_SUPPLIED RECORDS:_
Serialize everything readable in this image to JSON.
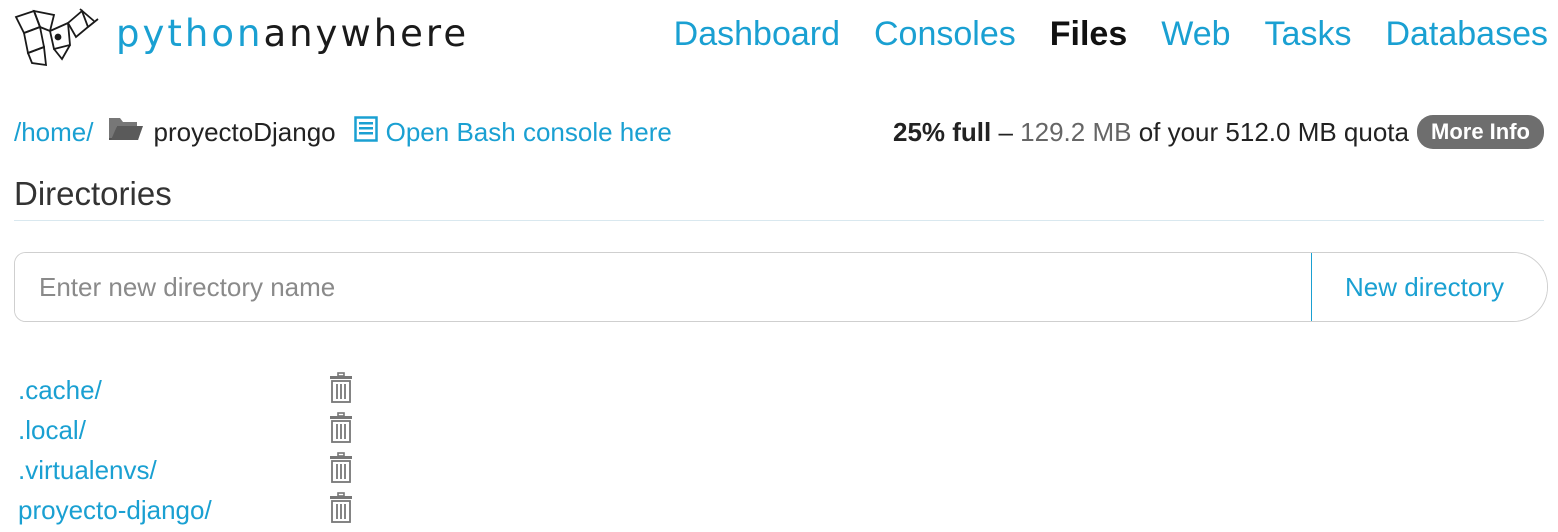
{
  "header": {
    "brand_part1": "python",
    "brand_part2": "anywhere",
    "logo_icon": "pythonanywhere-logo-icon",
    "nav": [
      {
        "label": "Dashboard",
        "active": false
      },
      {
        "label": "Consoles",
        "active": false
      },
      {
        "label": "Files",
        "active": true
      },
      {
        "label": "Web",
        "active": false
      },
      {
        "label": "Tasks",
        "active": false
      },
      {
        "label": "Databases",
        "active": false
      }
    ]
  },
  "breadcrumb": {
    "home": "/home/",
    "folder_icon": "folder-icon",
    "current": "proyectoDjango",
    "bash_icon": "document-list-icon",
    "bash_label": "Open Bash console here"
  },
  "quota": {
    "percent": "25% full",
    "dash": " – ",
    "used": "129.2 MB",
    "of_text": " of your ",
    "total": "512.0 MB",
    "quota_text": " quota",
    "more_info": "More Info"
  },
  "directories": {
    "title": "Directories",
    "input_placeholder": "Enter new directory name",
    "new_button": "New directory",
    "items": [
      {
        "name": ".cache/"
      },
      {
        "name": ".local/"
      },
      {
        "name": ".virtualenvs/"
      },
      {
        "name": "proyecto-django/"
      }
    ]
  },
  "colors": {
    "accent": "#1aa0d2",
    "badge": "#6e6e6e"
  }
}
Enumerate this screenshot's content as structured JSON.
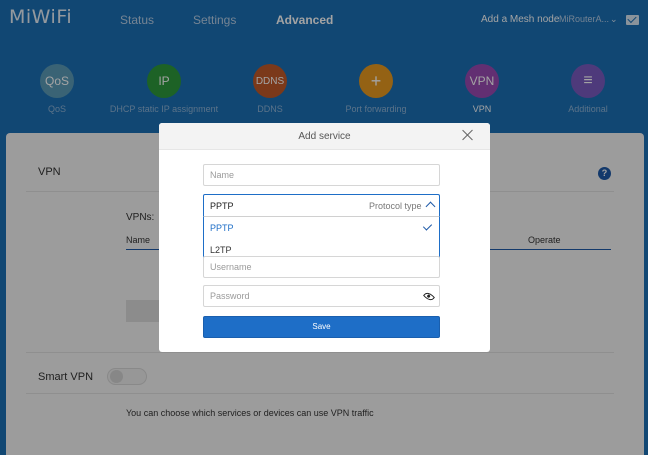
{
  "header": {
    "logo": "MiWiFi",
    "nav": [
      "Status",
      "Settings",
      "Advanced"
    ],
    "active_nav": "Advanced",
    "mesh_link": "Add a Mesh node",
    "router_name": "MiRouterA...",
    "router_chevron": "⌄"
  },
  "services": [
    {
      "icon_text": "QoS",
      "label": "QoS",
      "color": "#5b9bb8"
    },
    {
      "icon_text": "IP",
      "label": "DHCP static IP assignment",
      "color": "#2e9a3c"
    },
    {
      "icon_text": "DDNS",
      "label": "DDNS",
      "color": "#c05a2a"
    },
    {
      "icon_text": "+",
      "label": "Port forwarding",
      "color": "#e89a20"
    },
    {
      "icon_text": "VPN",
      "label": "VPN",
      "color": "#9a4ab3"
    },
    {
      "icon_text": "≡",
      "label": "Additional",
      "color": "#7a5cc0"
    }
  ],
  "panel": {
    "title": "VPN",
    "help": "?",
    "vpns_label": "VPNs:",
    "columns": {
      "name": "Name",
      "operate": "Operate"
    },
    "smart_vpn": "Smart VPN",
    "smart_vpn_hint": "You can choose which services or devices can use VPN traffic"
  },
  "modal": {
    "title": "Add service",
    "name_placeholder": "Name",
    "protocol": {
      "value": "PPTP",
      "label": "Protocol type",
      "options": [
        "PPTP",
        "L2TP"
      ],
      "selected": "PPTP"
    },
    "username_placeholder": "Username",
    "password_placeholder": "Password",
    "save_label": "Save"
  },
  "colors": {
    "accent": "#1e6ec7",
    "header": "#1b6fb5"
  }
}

_EXERCISE PROMPT:_
Omit every picture, and otherwise quote the entries exactly.

_RESULT FOR THIS EXERCISE:_
Serialize everything readable in this image to JSON.
{
  "header": {
    "brand_part1": "python",
    "brand_part2": "anywhere",
    "logo_icon": "pythonanywhere-logo-icon",
    "nav": [
      {
        "label": "Dashboard",
        "active": false
      },
      {
        "label": "Consoles",
        "active": false
      },
      {
        "label": "Files",
        "active": true
      },
      {
        "label": "Web",
        "active": false
      },
      {
        "label": "Tasks",
        "active": false
      },
      {
        "label": "Databases",
        "active": false
      }
    ]
  },
  "breadcrumb": {
    "home": "/home/",
    "folder_icon": "folder-icon",
    "current": "proyectoDjango",
    "bash_icon": "document-list-icon",
    "bash_label": "Open Bash console here"
  },
  "quota": {
    "percent": "25% full",
    "dash": " – ",
    "used": "129.2 MB",
    "of_text": " of your ",
    "total": "512.0 MB",
    "quota_text": " quota",
    "more_info": "More Info"
  },
  "directories": {
    "title": "Directories",
    "input_placeholder": "Enter new directory name",
    "new_button": "New directory",
    "items": [
      {
        "name": ".cache/"
      },
      {
        "name": ".local/"
      },
      {
        "name": ".virtualenvs/"
      },
      {
        "name": "proyecto-django/"
      }
    ]
  },
  "colors": {
    "accent": "#1aa0d2",
    "badge": "#6e6e6e"
  }
}
Enumerate this screenshot's content as structured JSON.
{
  "header": {
    "logo": "MiWiFi",
    "nav": [
      "Status",
      "Settings",
      "Advanced"
    ],
    "active_nav": "Advanced",
    "mesh_link": "Add a Mesh node",
    "router_name": "MiRouterA...",
    "router_chevron": "⌄"
  },
  "services": [
    {
      "icon_text": "QoS",
      "label": "QoS",
      "color": "#5b9bb8"
    },
    {
      "icon_text": "IP",
      "label": "DHCP static IP assignment",
      "color": "#2e9a3c"
    },
    {
      "icon_text": "DDNS",
      "label": "DDNS",
      "color": "#c05a2a"
    },
    {
      "icon_text": "+",
      "label": "Port forwarding",
      "color": "#e89a20"
    },
    {
      "icon_text": "VPN",
      "label": "VPN",
      "color": "#9a4ab3"
    },
    {
      "icon_text": "≡",
      "label": "Additional",
      "color": "#7a5cc0"
    }
  ],
  "panel": {
    "title": "VPN",
    "help": "?",
    "vpns_label": "VPNs:",
    "columns": {
      "name": "Name",
      "operate": "Operate"
    },
    "smart_vpn": "Smart VPN",
    "smart_vpn_hint": "You can choose which services or devices can use VPN traffic"
  },
  "modal": {
    "title": "Add service",
    "name_placeholder": "Name",
    "protocol": {
      "value": "PPTP",
      "label": "Protocol type",
      "options": [
        "PPTP",
        "L2TP"
      ],
      "selected": "PPTP"
    },
    "username_placeholder": "Username",
    "password_placeholder": "Password",
    "save_label": "Save"
  },
  "colors": {
    "accent": "#1e6ec7",
    "header": "#1b6fb5"
  }
}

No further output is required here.